### Labeled region entries:
* * * *

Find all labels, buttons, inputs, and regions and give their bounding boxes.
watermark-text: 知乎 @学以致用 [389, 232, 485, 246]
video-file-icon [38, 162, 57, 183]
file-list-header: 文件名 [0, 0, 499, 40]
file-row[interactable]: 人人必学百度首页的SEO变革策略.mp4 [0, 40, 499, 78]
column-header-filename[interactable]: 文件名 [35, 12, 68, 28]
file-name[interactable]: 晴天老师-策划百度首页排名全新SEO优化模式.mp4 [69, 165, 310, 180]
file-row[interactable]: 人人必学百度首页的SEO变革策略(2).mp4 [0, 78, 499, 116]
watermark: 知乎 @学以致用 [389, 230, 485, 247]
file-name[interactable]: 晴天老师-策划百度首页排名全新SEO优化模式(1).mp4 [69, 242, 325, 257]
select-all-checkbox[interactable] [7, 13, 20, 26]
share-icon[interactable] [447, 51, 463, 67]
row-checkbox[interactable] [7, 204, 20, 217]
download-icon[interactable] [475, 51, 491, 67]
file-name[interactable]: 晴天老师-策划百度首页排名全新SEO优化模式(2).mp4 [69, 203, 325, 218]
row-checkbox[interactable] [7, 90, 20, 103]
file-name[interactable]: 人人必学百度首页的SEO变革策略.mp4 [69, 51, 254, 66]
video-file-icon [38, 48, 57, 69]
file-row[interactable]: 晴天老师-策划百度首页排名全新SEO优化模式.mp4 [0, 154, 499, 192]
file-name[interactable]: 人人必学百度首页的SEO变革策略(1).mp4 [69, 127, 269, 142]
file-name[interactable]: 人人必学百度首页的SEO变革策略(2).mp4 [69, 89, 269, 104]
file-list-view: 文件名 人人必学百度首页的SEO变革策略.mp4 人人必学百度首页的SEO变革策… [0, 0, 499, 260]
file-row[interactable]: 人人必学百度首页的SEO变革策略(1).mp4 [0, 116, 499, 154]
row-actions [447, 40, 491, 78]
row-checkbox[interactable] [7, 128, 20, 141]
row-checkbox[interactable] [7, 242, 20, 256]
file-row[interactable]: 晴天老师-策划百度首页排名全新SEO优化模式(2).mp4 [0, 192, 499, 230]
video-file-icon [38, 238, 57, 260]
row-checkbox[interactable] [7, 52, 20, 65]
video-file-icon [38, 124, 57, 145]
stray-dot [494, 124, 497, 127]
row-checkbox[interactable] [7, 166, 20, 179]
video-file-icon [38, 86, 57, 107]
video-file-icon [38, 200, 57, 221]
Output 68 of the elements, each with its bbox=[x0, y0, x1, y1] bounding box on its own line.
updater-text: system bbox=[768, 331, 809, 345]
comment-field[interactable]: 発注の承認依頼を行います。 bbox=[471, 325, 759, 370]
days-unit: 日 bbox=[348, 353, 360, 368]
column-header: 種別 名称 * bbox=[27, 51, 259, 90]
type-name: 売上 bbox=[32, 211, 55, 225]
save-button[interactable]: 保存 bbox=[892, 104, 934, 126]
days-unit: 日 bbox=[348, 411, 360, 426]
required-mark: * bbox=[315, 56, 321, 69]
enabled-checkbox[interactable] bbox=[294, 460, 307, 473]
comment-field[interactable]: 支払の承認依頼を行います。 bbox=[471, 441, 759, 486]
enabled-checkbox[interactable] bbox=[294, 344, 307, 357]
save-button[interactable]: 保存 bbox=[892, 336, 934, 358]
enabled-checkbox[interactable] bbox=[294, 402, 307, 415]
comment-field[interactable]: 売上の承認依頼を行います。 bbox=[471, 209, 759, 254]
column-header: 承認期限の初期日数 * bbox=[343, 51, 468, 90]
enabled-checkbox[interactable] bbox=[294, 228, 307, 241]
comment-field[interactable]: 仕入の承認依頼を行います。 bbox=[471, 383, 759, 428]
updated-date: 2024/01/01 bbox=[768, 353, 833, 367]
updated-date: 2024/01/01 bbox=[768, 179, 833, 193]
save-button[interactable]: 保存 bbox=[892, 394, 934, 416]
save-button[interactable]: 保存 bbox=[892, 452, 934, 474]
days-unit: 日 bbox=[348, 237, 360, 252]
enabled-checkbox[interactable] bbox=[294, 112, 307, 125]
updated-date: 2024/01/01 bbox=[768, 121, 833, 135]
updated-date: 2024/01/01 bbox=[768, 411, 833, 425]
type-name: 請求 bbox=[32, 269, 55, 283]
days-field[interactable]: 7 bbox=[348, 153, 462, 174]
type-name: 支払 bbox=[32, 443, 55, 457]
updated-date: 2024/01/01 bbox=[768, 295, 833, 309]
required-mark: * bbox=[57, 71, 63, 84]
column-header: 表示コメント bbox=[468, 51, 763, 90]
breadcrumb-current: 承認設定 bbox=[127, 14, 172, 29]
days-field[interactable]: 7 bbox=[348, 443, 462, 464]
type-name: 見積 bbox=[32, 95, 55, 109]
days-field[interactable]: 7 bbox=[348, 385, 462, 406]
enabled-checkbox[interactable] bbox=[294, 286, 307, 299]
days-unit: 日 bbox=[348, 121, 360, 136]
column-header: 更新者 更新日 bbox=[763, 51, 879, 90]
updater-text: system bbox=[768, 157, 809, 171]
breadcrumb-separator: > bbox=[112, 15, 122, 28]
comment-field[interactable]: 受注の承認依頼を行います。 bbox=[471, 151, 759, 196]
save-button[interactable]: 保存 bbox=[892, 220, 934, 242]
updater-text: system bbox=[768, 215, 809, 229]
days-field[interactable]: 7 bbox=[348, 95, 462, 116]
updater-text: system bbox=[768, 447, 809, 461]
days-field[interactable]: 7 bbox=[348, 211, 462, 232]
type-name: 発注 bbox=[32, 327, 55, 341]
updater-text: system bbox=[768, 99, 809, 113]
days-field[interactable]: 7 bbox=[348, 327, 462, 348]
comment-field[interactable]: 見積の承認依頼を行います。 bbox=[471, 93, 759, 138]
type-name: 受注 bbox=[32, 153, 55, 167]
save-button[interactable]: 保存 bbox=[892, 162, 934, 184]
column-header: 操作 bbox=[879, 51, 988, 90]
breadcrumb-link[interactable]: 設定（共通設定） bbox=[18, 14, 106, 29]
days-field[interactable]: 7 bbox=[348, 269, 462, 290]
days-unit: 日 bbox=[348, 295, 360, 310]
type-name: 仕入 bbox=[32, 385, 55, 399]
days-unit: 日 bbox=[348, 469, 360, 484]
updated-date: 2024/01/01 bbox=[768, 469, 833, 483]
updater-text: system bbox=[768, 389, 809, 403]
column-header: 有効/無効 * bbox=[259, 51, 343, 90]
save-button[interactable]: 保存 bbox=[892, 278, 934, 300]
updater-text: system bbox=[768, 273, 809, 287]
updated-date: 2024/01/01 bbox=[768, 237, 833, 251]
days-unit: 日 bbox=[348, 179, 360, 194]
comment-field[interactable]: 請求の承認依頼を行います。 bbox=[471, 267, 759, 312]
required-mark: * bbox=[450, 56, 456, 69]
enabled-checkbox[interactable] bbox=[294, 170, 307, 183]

* * * *

### PROMPT:
Reproduce every line from the start of the records down through the line that contains "154, 499, 192]", including that line.

### SOLUTION TO THIS TASK:
Find all labels, buttons, inputs, and regions and give their bounding boxes.
watermark-text: 知乎 @学以致用 [389, 232, 485, 246]
video-file-icon [38, 162, 57, 183]
file-list-header: 文件名 [0, 0, 499, 40]
file-row[interactable]: 人人必学百度首页的SEO变革策略.mp4 [0, 40, 499, 78]
column-header-filename[interactable]: 文件名 [35, 12, 68, 28]
file-name[interactable]: 晴天老师-策划百度首页排名全新SEO优化模式.mp4 [69, 165, 310, 180]
file-row[interactable]: 人人必学百度首页的SEO变革策略(2).mp4 [0, 78, 499, 116]
watermark: 知乎 @学以致用 [389, 230, 485, 247]
file-name[interactable]: 晴天老师-策划百度首页排名全新SEO优化模式(1).mp4 [69, 242, 325, 257]
select-all-checkbox[interactable] [7, 13, 20, 26]
share-icon[interactable] [447, 51, 463, 67]
row-checkbox[interactable] [7, 204, 20, 217]
download-icon[interactable] [475, 51, 491, 67]
file-name[interactable]: 晴天老师-策划百度首页排名全新SEO优化模式(2).mp4 [69, 203, 325, 218]
row-checkbox[interactable] [7, 90, 20, 103]
file-name[interactable]: 人人必学百度首页的SEO变革策略.mp4 [69, 51, 254, 66]
video-file-icon [38, 48, 57, 69]
file-row[interactable]: 晴天老师-策划百度首页排名全新SEO优化模式.mp4 [0, 154, 499, 192]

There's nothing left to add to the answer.